What is required
Count every line that has the word "texto". Give the number, without anything more.
Start
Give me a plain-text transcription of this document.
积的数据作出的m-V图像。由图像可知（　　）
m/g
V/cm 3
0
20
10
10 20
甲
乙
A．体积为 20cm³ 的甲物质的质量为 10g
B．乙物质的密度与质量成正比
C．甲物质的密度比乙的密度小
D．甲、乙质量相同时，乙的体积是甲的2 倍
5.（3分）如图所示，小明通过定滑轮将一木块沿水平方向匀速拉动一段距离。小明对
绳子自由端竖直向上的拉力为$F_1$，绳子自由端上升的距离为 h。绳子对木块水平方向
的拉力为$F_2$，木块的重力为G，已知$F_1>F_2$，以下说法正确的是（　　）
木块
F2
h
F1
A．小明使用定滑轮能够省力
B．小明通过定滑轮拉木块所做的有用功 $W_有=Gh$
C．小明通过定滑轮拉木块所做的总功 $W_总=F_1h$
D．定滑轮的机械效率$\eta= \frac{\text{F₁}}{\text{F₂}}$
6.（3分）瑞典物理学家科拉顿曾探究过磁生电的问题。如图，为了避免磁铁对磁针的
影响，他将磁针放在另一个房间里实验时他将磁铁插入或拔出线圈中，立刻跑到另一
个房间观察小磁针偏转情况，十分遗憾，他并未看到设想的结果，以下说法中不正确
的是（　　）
End
Start
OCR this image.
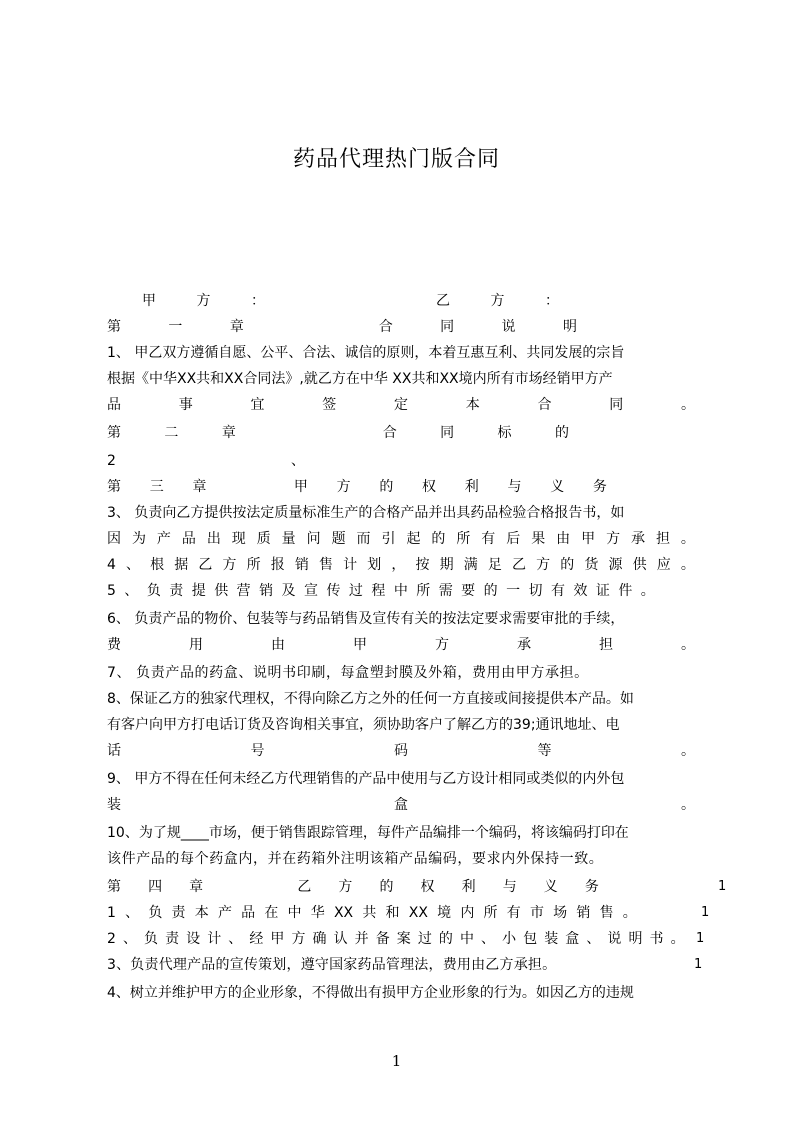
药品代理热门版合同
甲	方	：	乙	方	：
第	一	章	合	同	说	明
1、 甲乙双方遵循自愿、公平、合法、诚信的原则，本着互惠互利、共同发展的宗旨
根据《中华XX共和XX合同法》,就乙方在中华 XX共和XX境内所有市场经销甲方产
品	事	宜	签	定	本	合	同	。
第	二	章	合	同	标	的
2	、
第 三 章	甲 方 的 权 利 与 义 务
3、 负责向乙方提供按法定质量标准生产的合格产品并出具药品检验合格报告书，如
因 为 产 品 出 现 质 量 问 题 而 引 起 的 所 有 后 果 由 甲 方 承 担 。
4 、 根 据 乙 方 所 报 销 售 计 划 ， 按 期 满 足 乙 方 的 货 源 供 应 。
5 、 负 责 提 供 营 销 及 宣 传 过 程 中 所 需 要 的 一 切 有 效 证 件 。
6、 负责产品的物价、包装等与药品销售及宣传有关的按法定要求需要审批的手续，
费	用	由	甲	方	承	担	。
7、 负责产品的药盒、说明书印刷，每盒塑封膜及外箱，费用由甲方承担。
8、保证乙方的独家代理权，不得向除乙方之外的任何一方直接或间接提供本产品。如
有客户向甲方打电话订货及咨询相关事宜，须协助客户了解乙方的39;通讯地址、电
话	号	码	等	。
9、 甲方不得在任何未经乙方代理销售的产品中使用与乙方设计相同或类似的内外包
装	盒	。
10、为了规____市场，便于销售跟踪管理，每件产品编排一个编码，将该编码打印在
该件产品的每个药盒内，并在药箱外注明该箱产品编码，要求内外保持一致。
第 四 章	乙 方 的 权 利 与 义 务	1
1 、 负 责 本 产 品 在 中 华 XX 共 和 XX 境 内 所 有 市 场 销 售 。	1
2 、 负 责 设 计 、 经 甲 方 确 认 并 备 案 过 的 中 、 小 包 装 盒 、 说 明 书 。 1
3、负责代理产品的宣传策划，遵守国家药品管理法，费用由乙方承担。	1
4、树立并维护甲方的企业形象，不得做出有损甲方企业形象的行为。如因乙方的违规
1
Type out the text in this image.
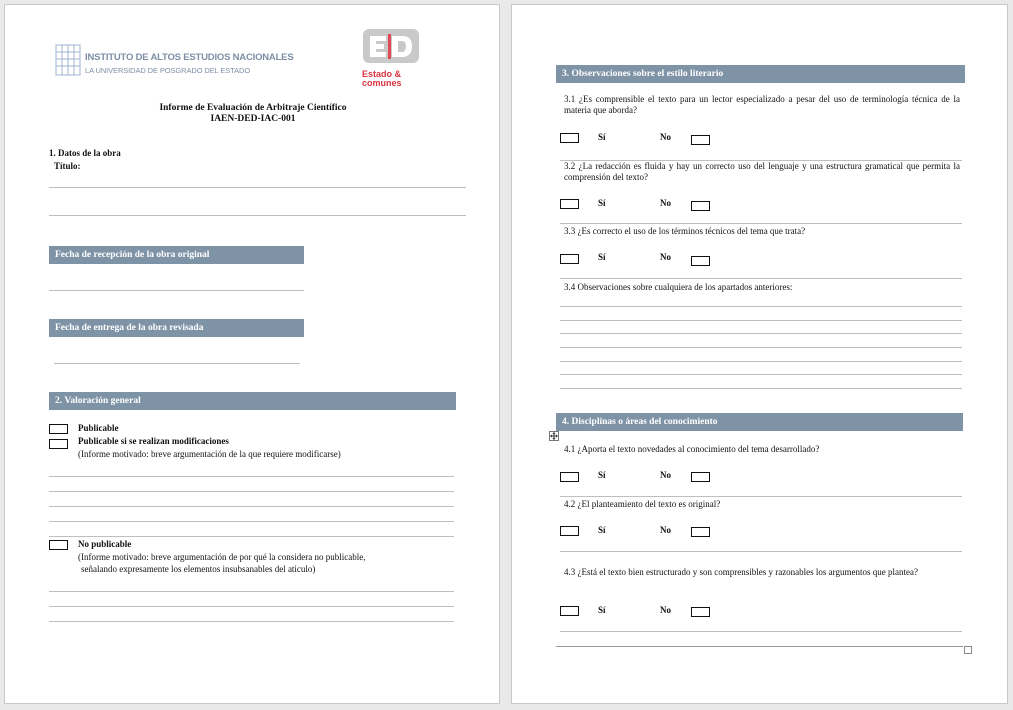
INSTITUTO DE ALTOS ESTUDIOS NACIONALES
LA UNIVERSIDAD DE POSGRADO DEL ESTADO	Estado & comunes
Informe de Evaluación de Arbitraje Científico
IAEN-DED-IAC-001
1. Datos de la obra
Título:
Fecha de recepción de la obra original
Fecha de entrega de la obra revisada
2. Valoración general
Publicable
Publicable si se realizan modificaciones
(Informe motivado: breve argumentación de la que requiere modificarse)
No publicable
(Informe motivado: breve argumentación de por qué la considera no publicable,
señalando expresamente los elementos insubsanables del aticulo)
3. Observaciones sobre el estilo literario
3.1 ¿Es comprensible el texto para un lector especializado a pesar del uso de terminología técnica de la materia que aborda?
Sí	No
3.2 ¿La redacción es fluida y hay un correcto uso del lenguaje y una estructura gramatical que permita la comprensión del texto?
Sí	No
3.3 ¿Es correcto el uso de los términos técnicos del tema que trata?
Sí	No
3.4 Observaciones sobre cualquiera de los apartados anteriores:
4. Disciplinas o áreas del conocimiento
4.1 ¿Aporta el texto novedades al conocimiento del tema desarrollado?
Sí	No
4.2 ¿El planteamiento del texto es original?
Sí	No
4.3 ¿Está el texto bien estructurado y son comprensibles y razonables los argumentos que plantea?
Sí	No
End
Task solution
5